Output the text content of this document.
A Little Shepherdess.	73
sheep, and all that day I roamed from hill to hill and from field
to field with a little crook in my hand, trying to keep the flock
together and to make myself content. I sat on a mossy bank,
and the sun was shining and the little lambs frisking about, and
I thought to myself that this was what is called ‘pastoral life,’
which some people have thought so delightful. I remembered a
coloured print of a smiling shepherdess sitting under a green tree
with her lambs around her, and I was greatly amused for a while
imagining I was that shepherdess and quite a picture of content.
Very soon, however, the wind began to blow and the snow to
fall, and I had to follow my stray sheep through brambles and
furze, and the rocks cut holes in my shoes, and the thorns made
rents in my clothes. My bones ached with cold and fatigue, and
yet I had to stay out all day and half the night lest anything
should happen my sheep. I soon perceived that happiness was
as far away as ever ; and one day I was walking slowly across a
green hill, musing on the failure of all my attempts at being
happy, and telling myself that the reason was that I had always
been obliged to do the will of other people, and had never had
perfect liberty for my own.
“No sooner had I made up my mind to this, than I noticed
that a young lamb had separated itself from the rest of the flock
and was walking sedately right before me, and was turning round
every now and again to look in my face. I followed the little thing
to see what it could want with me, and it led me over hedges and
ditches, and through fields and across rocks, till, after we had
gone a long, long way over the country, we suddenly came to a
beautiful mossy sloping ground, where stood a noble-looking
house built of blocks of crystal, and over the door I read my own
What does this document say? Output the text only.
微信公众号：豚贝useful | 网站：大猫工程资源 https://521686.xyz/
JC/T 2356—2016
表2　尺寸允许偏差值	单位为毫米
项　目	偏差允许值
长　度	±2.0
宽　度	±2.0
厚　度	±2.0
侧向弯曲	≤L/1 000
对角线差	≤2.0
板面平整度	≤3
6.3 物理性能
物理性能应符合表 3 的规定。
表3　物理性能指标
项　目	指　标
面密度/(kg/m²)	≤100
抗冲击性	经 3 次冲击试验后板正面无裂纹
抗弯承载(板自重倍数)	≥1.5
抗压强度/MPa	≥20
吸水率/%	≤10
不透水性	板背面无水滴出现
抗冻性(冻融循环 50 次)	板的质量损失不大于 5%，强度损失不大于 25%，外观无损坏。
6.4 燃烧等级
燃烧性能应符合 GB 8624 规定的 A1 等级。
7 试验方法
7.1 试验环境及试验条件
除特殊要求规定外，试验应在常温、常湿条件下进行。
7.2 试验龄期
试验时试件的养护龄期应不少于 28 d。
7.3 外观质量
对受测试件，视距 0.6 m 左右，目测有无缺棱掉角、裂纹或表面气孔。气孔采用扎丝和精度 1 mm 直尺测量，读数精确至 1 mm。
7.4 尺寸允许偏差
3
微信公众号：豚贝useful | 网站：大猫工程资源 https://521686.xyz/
□ □ □ □ □
- _INSTRUCTIONS FOR THE TASK_:
Of the lines in the records, determine how many contain the word "this", and report that number alone.

- _PROBLEM SOLUTION_:
4